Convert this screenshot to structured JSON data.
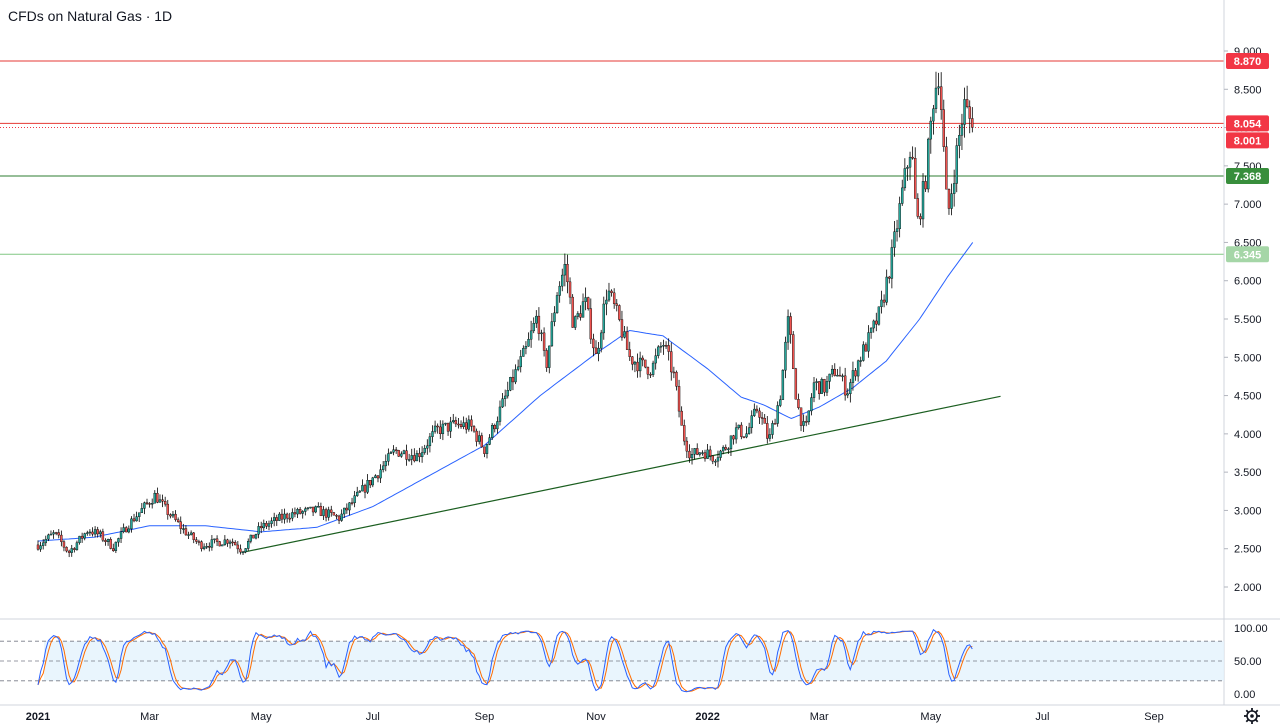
{
  "header": {
    "symbol_title": "CFDs on Natural Gas · 1D"
  },
  "chart_data": {
    "type": "candlestick",
    "title": "CFDs on Natural Gas · 1D",
    "price_axis": {
      "range": [
        1.6,
        9.1
      ],
      "ticks": [
        2.0,
        2.5,
        3.0,
        3.5,
        4.0,
        4.5,
        5.0,
        5.5,
        6.0,
        6.5,
        7.0,
        7.5,
        8.0,
        8.5,
        9.0
      ],
      "tick_labels": [
        "2.000",
        "2.500",
        "3.000",
        "3.500",
        "4.000",
        "4.500",
        "5.000",
        "5.500",
        "6.000",
        "6.500",
        "7.000",
        "7.500",
        "8.000",
        "8.500",
        "9.000"
      ]
    },
    "time_axis": {
      "labels": [
        {
          "text": "2021",
          "month_index": 0,
          "bold": true
        },
        {
          "text": "Mar",
          "month_index": 2,
          "bold": false
        },
        {
          "text": "May",
          "month_index": 4,
          "bold": false
        },
        {
          "text": "Jul",
          "month_index": 6,
          "bold": false
        },
        {
          "text": "Sep",
          "month_index": 8,
          "bold": false
        },
        {
          "text": "Nov",
          "month_index": 10,
          "bold": false
        },
        {
          "text": "2022",
          "month_index": 12,
          "bold": true
        },
        {
          "text": "Mar",
          "month_index": 14,
          "bold": false
        },
        {
          "text": "May",
          "month_index": 16,
          "bold": false
        },
        {
          "text": "Jul",
          "month_index": 18,
          "bold": false
        },
        {
          "text": "Sep",
          "month_index": 20,
          "bold": false
        }
      ]
    },
    "price_path": [
      {
        "m": 0.0,
        "p": 2.55
      },
      {
        "m": 0.3,
        "p": 2.7
      },
      {
        "m": 0.55,
        "p": 2.45
      },
      {
        "m": 0.9,
        "p": 2.75
      },
      {
        "m": 1.1,
        "p": 2.68
      },
      {
        "m": 1.35,
        "p": 2.52
      },
      {
        "m": 1.6,
        "p": 2.8
      },
      {
        "m": 1.85,
        "p": 3.0
      },
      {
        "m": 2.1,
        "p": 3.2
      },
      {
        "m": 2.3,
        "p": 3.0
      },
      {
        "m": 2.6,
        "p": 2.75
      },
      {
        "m": 2.9,
        "p": 2.55
      },
      {
        "m": 3.2,
        "p": 2.58
      },
      {
        "m": 3.45,
        "p": 2.62
      },
      {
        "m": 3.65,
        "p": 2.48
      },
      {
        "m": 4.0,
        "p": 2.78
      },
      {
        "m": 4.5,
        "p": 2.95
      },
      {
        "m": 5.0,
        "p": 3.0
      },
      {
        "m": 5.4,
        "p": 2.9
      },
      {
        "m": 5.8,
        "p": 3.25
      },
      {
        "m": 6.1,
        "p": 3.5
      },
      {
        "m": 6.4,
        "p": 3.78
      },
      {
        "m": 6.8,
        "p": 3.72
      },
      {
        "m": 7.15,
        "p": 4.05
      },
      {
        "m": 7.5,
        "p": 4.12
      },
      {
        "m": 7.75,
        "p": 4.1
      },
      {
        "m": 8.0,
        "p": 3.8
      },
      {
        "m": 8.25,
        "p": 4.25
      },
      {
        "m": 8.5,
        "p": 4.7
      },
      {
        "m": 8.75,
        "p": 5.1
      },
      {
        "m": 8.95,
        "p": 5.55
      },
      {
        "m": 9.1,
        "p": 4.85
      },
      {
        "m": 9.3,
        "p": 5.85
      },
      {
        "m": 9.45,
        "p": 6.2
      },
      {
        "m": 9.6,
        "p": 5.4
      },
      {
        "m": 9.8,
        "p": 5.75
      },
      {
        "m": 10.0,
        "p": 5.0
      },
      {
        "m": 10.2,
        "p": 5.9
      },
      {
        "m": 10.4,
        "p": 5.5
      },
      {
        "m": 10.6,
        "p": 5.0
      },
      {
        "m": 10.8,
        "p": 4.9
      },
      {
        "m": 11.0,
        "p": 4.85
      },
      {
        "m": 11.2,
        "p": 5.2
      },
      {
        "m": 11.4,
        "p": 4.75
      },
      {
        "m": 11.55,
        "p": 4.0
      },
      {
        "m": 11.7,
        "p": 3.72
      },
      {
        "m": 11.9,
        "p": 3.78
      },
      {
        "m": 12.1,
        "p": 3.7
      },
      {
        "m": 12.3,
        "p": 3.8
      },
      {
        "m": 12.5,
        "p": 4.05
      },
      {
        "m": 12.7,
        "p": 4.0
      },
      {
        "m": 12.9,
        "p": 4.35
      },
      {
        "m": 13.1,
        "p": 3.9
      },
      {
        "m": 13.3,
        "p": 4.5
      },
      {
        "m": 13.45,
        "p": 5.5
      },
      {
        "m": 13.6,
        "p": 4.4
      },
      {
        "m": 13.75,
        "p": 4.0
      },
      {
        "m": 13.9,
        "p": 4.65
      },
      {
        "m": 14.1,
        "p": 4.6
      },
      {
        "m": 14.3,
        "p": 4.85
      },
      {
        "m": 14.5,
        "p": 4.55
      },
      {
        "m": 14.7,
        "p": 4.95
      },
      {
        "m": 14.9,
        "p": 5.25
      },
      {
        "m": 15.1,
        "p": 5.6
      },
      {
        "m": 15.3,
        "p": 6.3
      },
      {
        "m": 15.5,
        "p": 7.2
      },
      {
        "m": 15.65,
        "p": 7.8
      },
      {
        "m": 15.75,
        "p": 6.7
      },
      {
        "m": 15.9,
        "p": 7.3
      },
      {
        "m": 16.05,
        "p": 8.4
      },
      {
        "m": 16.15,
        "p": 8.75
      },
      {
        "m": 16.3,
        "p": 6.8
      },
      {
        "m": 16.45,
        "p": 7.6
      },
      {
        "m": 16.6,
        "p": 8.3
      },
      {
        "m": 16.75,
        "p": 8.001
      }
    ],
    "moving_average": {
      "color": "#2962ff",
      "points": [
        {
          "m": 0.0,
          "p": 2.6
        },
        {
          "m": 1.0,
          "p": 2.65
        },
        {
          "m": 2.0,
          "p": 2.8
        },
        {
          "m": 3.0,
          "p": 2.8
        },
        {
          "m": 4.0,
          "p": 2.72
        },
        {
          "m": 5.0,
          "p": 2.78
        },
        {
          "m": 6.0,
          "p": 3.05
        },
        {
          "m": 7.0,
          "p": 3.45
        },
        {
          "m": 8.0,
          "p": 3.85
        },
        {
          "m": 9.0,
          "p": 4.5
        },
        {
          "m": 10.0,
          "p": 5.05
        },
        {
          "m": 10.6,
          "p": 5.35
        },
        {
          "m": 11.2,
          "p": 5.28
        },
        {
          "m": 12.0,
          "p": 4.85
        },
        {
          "m": 12.6,
          "p": 4.48
        },
        {
          "m": 13.0,
          "p": 4.38
        },
        {
          "m": 13.5,
          "p": 4.2
        },
        {
          "m": 14.0,
          "p": 4.35
        },
        {
          "m": 14.6,
          "p": 4.6
        },
        {
          "m": 15.2,
          "p": 4.95
        },
        {
          "m": 15.8,
          "p": 5.5
        },
        {
          "m": 16.3,
          "p": 6.05
        },
        {
          "m": 16.75,
          "p": 6.5
        }
      ]
    },
    "trendline": {
      "color": "#1b5e20",
      "from": {
        "m": 3.65,
        "p": 2.45
      },
      "to": {
        "m": 17.25,
        "p": 4.49
      }
    },
    "horizontal_levels": [
      {
        "value": 8.87,
        "label": "8.870",
        "line_color": "#e53935",
        "badge_color": "#f23645",
        "style": "solid"
      },
      {
        "value": 8.054,
        "label": "8.054",
        "line_color": "#e53935",
        "badge_color": "#f23645",
        "style": "solid"
      },
      {
        "value": 8.001,
        "label": "8.001",
        "line_color": "#f23645",
        "badge_color": "#f23645",
        "style": "dotted"
      },
      {
        "value": 7.368,
        "label": "7.368",
        "line_color": "#2e7d32",
        "badge_color": "#388e3c",
        "style": "solid"
      },
      {
        "value": 6.345,
        "label": "6.345",
        "line_color": "#81c784",
        "badge_color": "#a5d6a7",
        "style": "solid"
      }
    ],
    "oscillator": {
      "range": [
        0,
        100
      ],
      "ticks": [
        0,
        50,
        100
      ],
      "tick_labels": [
        "0.00",
        "50.00",
        "100.00"
      ],
      "upper_band": 80,
      "lower_band": 20,
      "k_color": "#2962ff",
      "d_color": "#ff6d00",
      "band_fill": "#e3f2fd"
    },
    "candle_colors": {
      "up": "#26a69a",
      "down": "#ef5350",
      "wick": "#000000"
    }
  }
}
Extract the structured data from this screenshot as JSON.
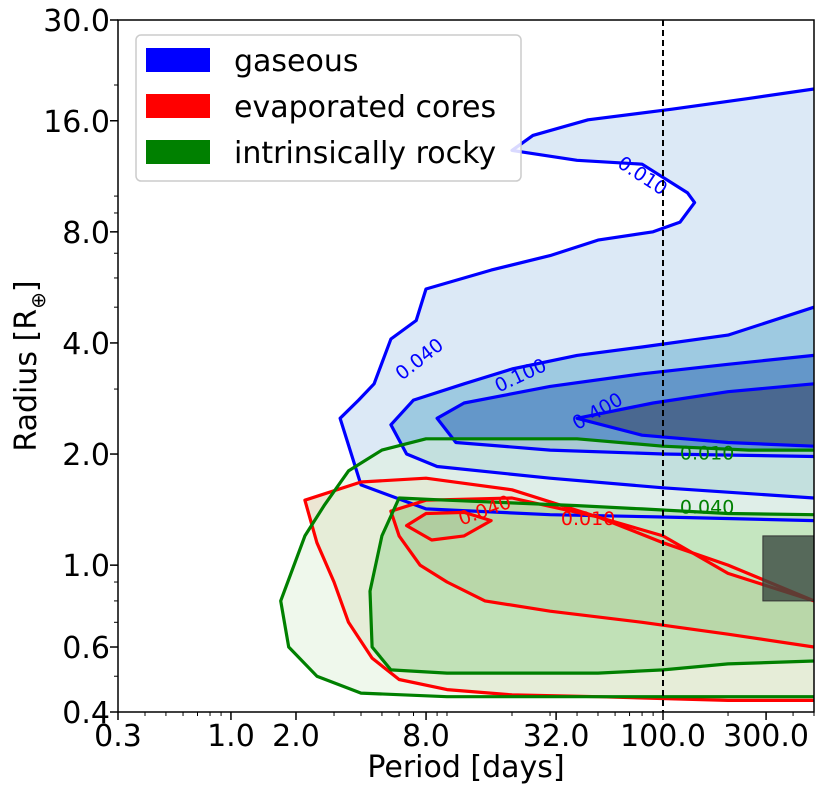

Brief:
Return the lines of the records that include the string "JSON".

Task output:
Convert this screenshot to structured JSON data.
Extract the structured data from this screenshot as JSON.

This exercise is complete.